▶

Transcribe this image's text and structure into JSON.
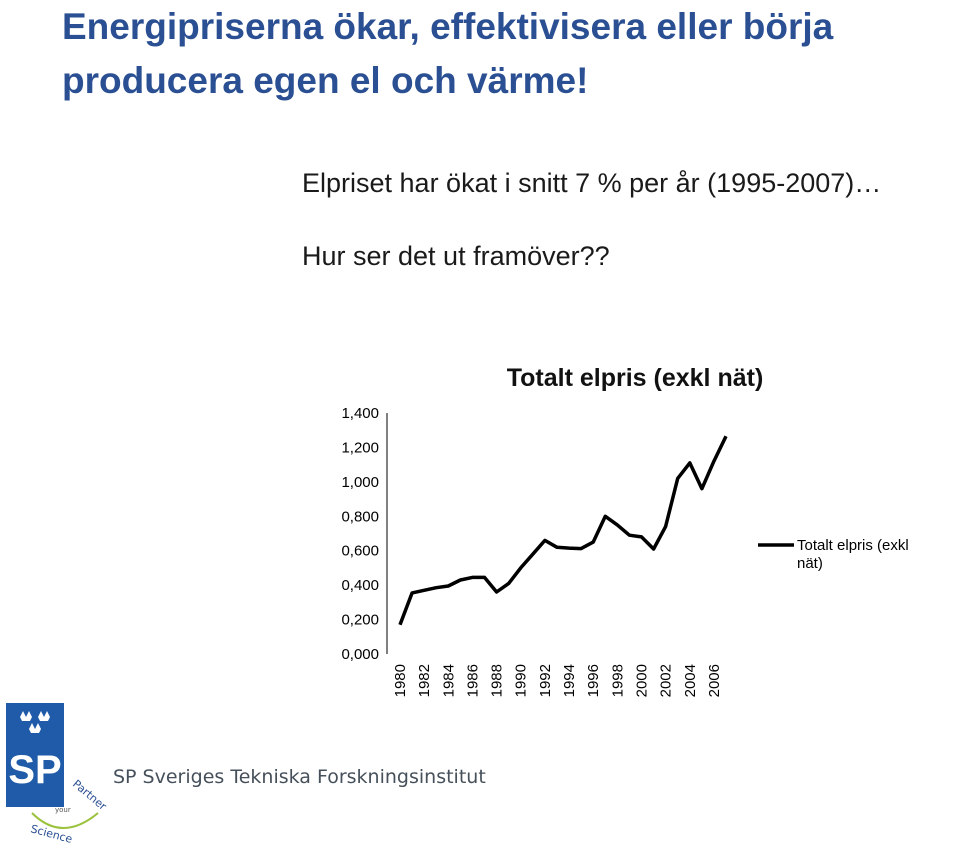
{
  "slide": {
    "title": "Energipriserna ökar, effektivisera eller börja producera egen el och värme!",
    "bullets": [
      "Elpriset har ökat i snitt 7 % per år (1995-2007)…",
      "Hur ser det ut framöver??"
    ]
  },
  "chart_data": {
    "type": "line",
    "title": "Totalt elpris (exkl nät)",
    "xlabel": "",
    "ylabel": "",
    "x": [
      1980,
      1981,
      1982,
      1983,
      1984,
      1985,
      1986,
      1987,
      1988,
      1989,
      1990,
      1991,
      1992,
      1993,
      1994,
      1995,
      1996,
      1997,
      1998,
      1999,
      2000,
      2001,
      2002,
      2003,
      2004,
      2005,
      2006,
      2007
    ],
    "xticks": [
      "1980",
      "1982",
      "1984",
      "1986",
      "1988",
      "1990",
      "1992",
      "1994",
      "1996",
      "1998",
      "2000",
      "2002",
      "2004",
      "2006"
    ],
    "yticks": [
      "0,000",
      "0,200",
      "0,400",
      "0,600",
      "0,800",
      "1,000",
      "1,200",
      "1,400"
    ],
    "ylim": [
      0,
      1.4
    ],
    "series": [
      {
        "name": "Totalt elpris (exkl nät)",
        "color": "#000000",
        "values": [
          0.17,
          0.355,
          0.37,
          0.385,
          0.395,
          0.43,
          0.445,
          0.445,
          0.36,
          0.41,
          0.5,
          0.58,
          0.66,
          0.62,
          0.615,
          0.612,
          0.65,
          0.8,
          0.75,
          0.69,
          0.68,
          0.61,
          0.74,
          1.02,
          1.11,
          0.96,
          1.12,
          1.265
        ]
      }
    ],
    "legend": "right",
    "grid": false
  },
  "footer": {
    "logo_text": "SP",
    "badge_text": "your Science Partner",
    "company": "SP Sveriges Tekniska Forskningsinstitut",
    "logo_color": "#1f5ba8"
  }
}
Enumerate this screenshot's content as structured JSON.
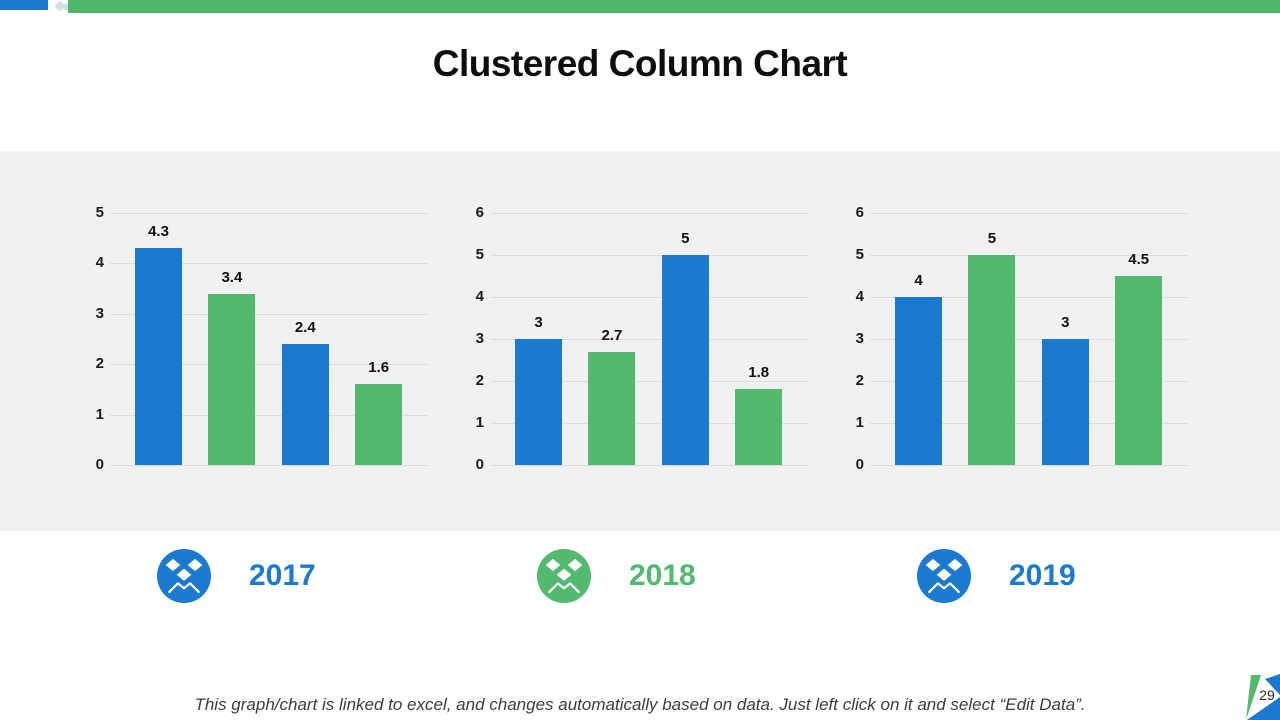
{
  "slide": {
    "title": "Clustered Column Chart",
    "footer_note": "This graph/chart is linked to excel, and changes automatically based on data. Just left click on it and select “Edit Data”.",
    "page_number": "29"
  },
  "colors": {
    "blue": "#1B7AD0",
    "green": "#52B96E",
    "accent_blue_bar": "#1B7AD0",
    "accent_green_bar": "#4FB66B",
    "band_bg": "#F0F1F0",
    "gridline": "#DCDCDC",
    "title_text": "#0E0E0E",
    "footer_text": "#3D3D3D"
  },
  "legend": [
    {
      "label": "2017",
      "color_key": "blue",
      "icon": "dropbox-icon"
    },
    {
      "label": "2018",
      "color_key": "green",
      "icon": "dropbox-icon"
    },
    {
      "label": "2019",
      "color_key": "blue",
      "icon": "dropbox-icon"
    }
  ],
  "chart_data": [
    {
      "type": "bar",
      "name": "2017",
      "categories": [
        "",
        "",
        "",
        ""
      ],
      "values": [
        4.3,
        3.4,
        2.4,
        1.6
      ],
      "data_labels": [
        "4.3",
        "3.4",
        "2.4",
        "1.6"
      ],
      "bar_color_keys": [
        "blue",
        "green",
        "blue",
        "green"
      ],
      "ylim": [
        0,
        5
      ],
      "yticks": [
        0,
        1,
        2,
        3,
        4,
        5
      ],
      "grid": true,
      "xlabel": "",
      "ylabel": "",
      "legend_position": "below-slide"
    },
    {
      "type": "bar",
      "name": "2018",
      "categories": [
        "",
        "",
        "",
        ""
      ],
      "values": [
        3,
        2.7,
        5,
        1.8
      ],
      "data_labels": [
        "3",
        "2.7",
        "5",
        "1.8"
      ],
      "bar_color_keys": [
        "blue",
        "green",
        "blue",
        "green"
      ],
      "ylim": [
        0,
        6
      ],
      "yticks": [
        0,
        1,
        2,
        3,
        4,
        5,
        6
      ],
      "grid": true,
      "xlabel": "",
      "ylabel": "",
      "legend_position": "below-slide"
    },
    {
      "type": "bar",
      "name": "2019",
      "categories": [
        "",
        "",
        "",
        ""
      ],
      "values": [
        4,
        5,
        3,
        4.5
      ],
      "data_labels": [
        "4",
        "5",
        "3",
        "4.5"
      ],
      "bar_color_keys": [
        "blue",
        "green",
        "blue",
        "green"
      ],
      "ylim": [
        0,
        6
      ],
      "yticks": [
        0,
        1,
        2,
        3,
        4,
        5,
        6
      ],
      "grid": true,
      "xlabel": "",
      "ylabel": "",
      "legend_position": "below-slide"
    }
  ]
}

◀

◆ Given task
Where a line of the material above holds the string "JSON", copy that line.

◆ Response to the task
Transcribe this image's text and structure into JSON.
Enumerate this screenshot's content as structured JSON.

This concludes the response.